(Dataset items)

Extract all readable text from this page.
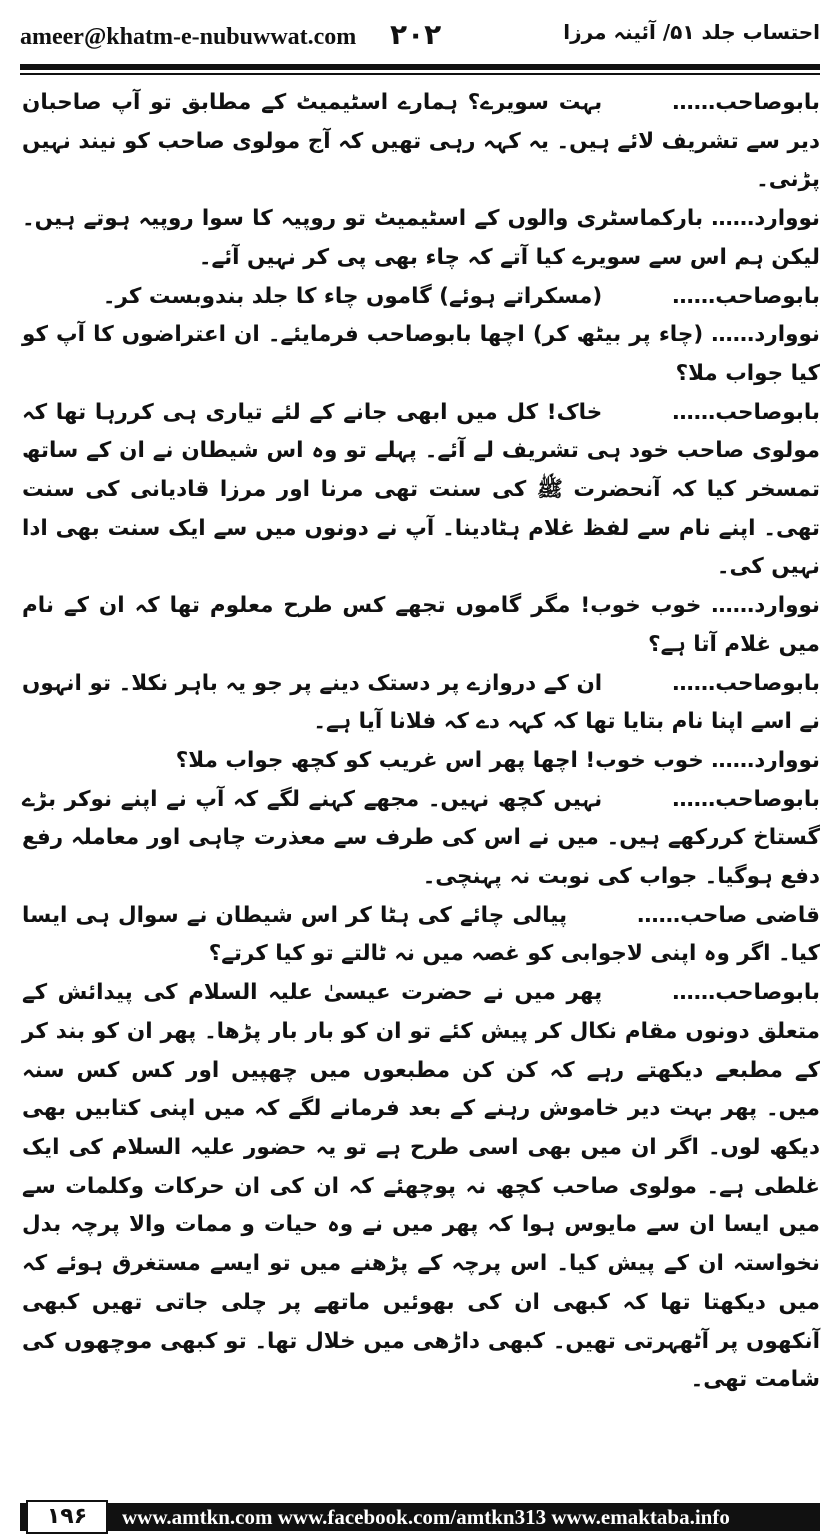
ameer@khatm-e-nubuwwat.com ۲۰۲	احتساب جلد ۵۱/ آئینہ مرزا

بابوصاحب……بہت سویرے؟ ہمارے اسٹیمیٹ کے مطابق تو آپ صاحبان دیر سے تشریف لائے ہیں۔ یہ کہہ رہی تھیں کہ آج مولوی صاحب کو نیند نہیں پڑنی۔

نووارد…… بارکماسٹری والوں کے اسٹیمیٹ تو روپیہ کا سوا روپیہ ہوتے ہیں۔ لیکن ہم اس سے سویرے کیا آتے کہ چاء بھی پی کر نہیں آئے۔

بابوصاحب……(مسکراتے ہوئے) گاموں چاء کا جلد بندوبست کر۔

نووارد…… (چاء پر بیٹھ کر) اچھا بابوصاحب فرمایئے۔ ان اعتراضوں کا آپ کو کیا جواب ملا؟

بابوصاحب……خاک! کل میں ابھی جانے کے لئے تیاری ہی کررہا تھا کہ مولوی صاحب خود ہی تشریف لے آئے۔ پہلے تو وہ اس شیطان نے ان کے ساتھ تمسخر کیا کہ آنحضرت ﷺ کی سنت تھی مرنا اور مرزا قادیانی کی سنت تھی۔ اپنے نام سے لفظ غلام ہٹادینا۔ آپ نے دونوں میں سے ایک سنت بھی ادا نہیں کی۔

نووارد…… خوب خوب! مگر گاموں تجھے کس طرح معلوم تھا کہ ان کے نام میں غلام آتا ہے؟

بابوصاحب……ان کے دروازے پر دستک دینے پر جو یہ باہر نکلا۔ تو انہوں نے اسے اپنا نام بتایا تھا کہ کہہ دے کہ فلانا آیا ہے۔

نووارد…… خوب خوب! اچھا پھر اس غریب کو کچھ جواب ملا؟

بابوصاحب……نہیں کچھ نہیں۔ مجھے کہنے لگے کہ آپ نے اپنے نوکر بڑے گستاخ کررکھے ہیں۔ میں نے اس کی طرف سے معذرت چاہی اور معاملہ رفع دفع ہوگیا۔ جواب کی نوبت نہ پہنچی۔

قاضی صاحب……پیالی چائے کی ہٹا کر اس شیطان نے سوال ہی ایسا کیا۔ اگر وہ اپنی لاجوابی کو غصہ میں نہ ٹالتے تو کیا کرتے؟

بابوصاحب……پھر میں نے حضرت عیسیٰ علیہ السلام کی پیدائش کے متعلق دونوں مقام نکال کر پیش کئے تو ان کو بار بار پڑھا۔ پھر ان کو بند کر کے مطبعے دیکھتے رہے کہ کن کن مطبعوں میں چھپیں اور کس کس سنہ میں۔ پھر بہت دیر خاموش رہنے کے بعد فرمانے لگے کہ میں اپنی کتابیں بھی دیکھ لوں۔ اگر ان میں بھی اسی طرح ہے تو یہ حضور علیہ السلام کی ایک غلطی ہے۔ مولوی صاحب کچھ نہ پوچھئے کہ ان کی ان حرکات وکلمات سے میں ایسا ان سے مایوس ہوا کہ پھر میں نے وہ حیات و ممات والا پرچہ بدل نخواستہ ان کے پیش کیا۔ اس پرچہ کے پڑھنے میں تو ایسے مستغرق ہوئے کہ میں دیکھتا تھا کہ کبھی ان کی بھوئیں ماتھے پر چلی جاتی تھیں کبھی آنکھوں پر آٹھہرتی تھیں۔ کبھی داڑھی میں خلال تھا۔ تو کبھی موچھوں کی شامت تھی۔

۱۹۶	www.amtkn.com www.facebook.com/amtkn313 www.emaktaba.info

...

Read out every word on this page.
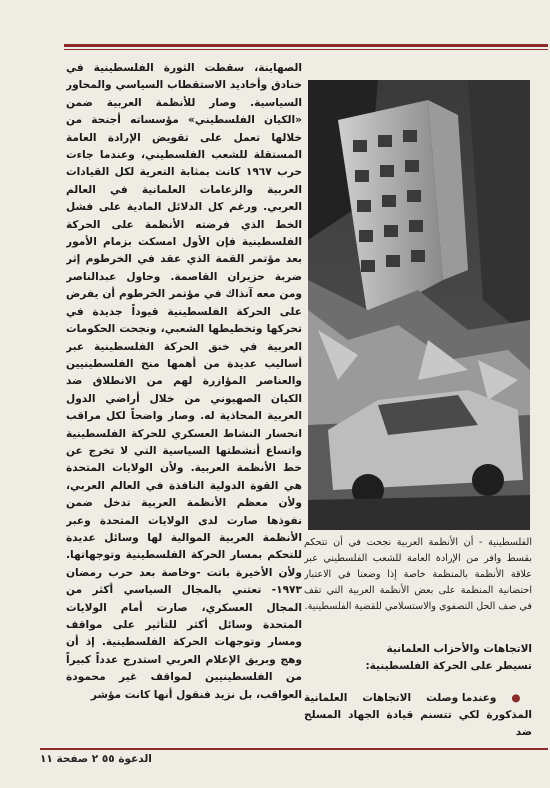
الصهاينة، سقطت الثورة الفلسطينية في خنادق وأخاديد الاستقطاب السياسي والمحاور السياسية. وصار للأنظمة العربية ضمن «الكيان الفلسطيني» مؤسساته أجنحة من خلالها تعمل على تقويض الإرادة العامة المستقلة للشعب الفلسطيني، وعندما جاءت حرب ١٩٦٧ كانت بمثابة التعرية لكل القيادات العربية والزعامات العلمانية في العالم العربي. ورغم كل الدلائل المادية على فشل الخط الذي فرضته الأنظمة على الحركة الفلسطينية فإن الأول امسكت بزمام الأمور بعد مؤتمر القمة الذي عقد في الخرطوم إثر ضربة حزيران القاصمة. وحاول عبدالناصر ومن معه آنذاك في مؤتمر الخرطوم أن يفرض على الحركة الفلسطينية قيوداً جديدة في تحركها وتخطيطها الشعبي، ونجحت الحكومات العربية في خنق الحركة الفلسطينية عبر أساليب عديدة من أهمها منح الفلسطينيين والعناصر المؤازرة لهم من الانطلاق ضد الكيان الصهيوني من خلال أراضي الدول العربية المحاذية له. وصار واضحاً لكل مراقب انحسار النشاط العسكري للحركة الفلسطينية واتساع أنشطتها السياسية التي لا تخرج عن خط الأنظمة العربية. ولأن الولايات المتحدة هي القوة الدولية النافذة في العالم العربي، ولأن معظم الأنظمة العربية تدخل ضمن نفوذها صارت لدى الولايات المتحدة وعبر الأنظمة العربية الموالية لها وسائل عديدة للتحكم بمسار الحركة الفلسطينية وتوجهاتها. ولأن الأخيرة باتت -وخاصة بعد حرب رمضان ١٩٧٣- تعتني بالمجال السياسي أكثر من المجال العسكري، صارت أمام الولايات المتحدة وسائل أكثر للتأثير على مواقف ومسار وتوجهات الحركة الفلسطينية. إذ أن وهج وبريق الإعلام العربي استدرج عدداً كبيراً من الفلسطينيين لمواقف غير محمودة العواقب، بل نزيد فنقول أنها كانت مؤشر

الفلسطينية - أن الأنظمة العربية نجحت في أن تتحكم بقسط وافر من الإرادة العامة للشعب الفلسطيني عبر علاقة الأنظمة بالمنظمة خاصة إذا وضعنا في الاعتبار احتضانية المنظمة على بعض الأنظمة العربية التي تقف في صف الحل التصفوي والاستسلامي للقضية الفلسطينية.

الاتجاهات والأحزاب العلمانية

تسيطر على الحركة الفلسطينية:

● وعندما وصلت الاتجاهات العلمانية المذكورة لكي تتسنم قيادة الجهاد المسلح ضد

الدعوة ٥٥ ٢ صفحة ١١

## INSTRUCTIONS TO FOLLOW
Above are records; say how many of their lines contain the word "مرزا", giving only the number.

## SOLUTION FOR THIS EXERCISE
2